Task requirements: Each entry has to be copied exactly, with nothing missed.

Information shown:

::::::::::

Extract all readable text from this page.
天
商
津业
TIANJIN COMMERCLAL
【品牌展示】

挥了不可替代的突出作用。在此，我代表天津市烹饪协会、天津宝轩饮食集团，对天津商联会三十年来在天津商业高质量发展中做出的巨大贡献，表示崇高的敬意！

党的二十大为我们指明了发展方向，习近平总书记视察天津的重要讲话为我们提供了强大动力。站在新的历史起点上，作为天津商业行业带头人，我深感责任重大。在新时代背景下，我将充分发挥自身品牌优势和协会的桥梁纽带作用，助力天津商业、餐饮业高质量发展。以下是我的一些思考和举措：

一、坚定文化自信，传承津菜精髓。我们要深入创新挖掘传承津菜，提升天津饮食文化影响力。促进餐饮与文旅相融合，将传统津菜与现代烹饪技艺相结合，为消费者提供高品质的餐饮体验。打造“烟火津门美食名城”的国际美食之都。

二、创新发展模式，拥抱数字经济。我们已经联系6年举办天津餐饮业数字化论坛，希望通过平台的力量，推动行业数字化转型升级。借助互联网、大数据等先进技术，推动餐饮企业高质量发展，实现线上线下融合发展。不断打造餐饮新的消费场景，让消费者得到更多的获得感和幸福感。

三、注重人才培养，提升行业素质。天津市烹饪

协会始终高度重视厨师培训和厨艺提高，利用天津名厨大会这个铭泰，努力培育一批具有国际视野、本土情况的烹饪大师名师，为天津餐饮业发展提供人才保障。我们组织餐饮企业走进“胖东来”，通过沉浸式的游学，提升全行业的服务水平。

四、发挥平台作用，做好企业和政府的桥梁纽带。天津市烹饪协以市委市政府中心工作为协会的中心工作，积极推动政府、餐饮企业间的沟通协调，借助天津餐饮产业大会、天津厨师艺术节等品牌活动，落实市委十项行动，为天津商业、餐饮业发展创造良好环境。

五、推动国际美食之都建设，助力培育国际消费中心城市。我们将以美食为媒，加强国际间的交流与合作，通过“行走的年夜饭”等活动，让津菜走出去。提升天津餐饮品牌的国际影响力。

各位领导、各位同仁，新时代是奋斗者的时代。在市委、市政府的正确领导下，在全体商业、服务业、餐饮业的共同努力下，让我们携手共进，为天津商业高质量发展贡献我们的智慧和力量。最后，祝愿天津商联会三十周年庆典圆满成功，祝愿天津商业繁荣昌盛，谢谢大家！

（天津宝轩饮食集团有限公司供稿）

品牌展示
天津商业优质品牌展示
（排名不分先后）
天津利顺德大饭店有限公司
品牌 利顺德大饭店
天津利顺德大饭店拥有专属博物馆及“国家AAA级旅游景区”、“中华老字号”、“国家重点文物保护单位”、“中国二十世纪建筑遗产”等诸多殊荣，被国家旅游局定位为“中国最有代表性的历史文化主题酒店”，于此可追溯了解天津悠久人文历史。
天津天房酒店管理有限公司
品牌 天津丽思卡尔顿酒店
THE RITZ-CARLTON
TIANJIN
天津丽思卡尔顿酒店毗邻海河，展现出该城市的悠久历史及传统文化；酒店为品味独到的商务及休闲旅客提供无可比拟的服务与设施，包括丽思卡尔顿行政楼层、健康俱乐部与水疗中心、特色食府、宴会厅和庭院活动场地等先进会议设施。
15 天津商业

::::::::::

Response below:
Extract all readable text from this page.
天
商
津业
TIANJIN COMMERCLAL
【品牌展示】

挥了不可替代的突出作用。在此，我代表天津市烹饪协会、天津宝轩饮食集团，对天津商联会三十年来在天津商业高质量发展中做出的巨大贡献，表示崇高的敬意！

党的二十大为我们指明了发展方向，习近平总书记视察天津的重要讲话为我们提供了强大动力。站在新的历史起点上，作为天津商业行业带头人，我深感责任重大。在新时代背景下，我将充分发挥自身品牌优势和协会的桥梁纽带作用，助力天津商业、餐饮业高质量发展。以下是我的一些思考和举措：

一、坚定文化自信，传承津菜精髓。我们要深入创新挖掘传承津菜，提升天津饮食文化影响力。促进餐饮与文旅相融合，将传统津菜与现代烹饪技艺相结合，为消费者提供高品质的餐饮体验。打造“烟火津门美食名城”的国际美食之都。

二、创新发展模式，拥抱数字经济。我们已经联系6年举办天津餐饮业数字化论坛，希望通过平台的力量，推动行业数字化转型升级。借助互联网、大数据等先进技术，推动餐饮企业高质量发展，实现线上线下融合发展。不断打造餐饮新的消费场景，让消费者得到更多的获得感和幸福感。

三、注重人才培养，提升行业素质。天津市烹饪

协会始终高度重视厨师培训和厨艺提高，利用天津名厨大会这个铭泰，努力培育一批具有国际视野、本土情况的烹饪大师名师，为天津餐饮业发展提供人才保障。我们组织餐饮企业走进“胖东来”，通过沉浸式的游学，提升全行业的服务水平。

四、发挥平台作用，做好企业和政府的桥梁纽带。天津市烹饪协以市委市政府中心工作为协会的中心工作，积极推动政府、餐饮企业间的沟通协调，借助天津餐饮产业大会、天津厨师艺术节等品牌活动，落实市委十项行动，为天津商业、餐饮业发展创造良好环境。

五、推动国际美食之都建设，助力培育国际消费中心城市。我们将以美食为媒，加强国际间的交流与合作，通过“行走的年夜饭”等活动，让津菜走出去。提升天津餐饮品牌的国际影响力。

各位领导、各位同仁，新时代是奋斗者的时代。在市委、市政府的正确领导下，在全体商业、服务业、餐饮业的共同努力下，让我们携手共进，为天津商业高质量发展贡献我们的智慧和力量。最后，祝愿天津商联会三十周年庆典圆满成功，祝愿天津商业繁荣昌盛，谢谢大家！

（天津宝轩饮食集团有限公司供稿）

品牌展示
天津商业优质品牌展示
（排名不分先后）
天津利顺德大饭店有限公司
品牌 利顺德大饭店
天津利顺德大饭店拥有专属博物馆及“国家AAA级旅游景区”、“中华老字号”、“国家重点文物保护单位”、“中国二十世纪建筑遗产”等诸多殊荣，被国家旅游局定位为“中国最有代表性的历史文化主题酒店”，于此可追溯了解天津悠久人文历史。
天津天房酒店管理有限公司
品牌 天津丽思卡尔顿酒店
THE RITZ-CARLTON
TIANJIN
天津丽思卡尔顿酒店毗邻海河，展现出该城市的悠久历史及传统文化；酒店为品味独到的商务及休闲旅客提供无可比拟的服务与设施，包括丽思卡尔顿行政楼层、健康俱乐部与水疗中心、特色食府、宴会厅和庭院活动场地等先进会议设施。
15 天津商业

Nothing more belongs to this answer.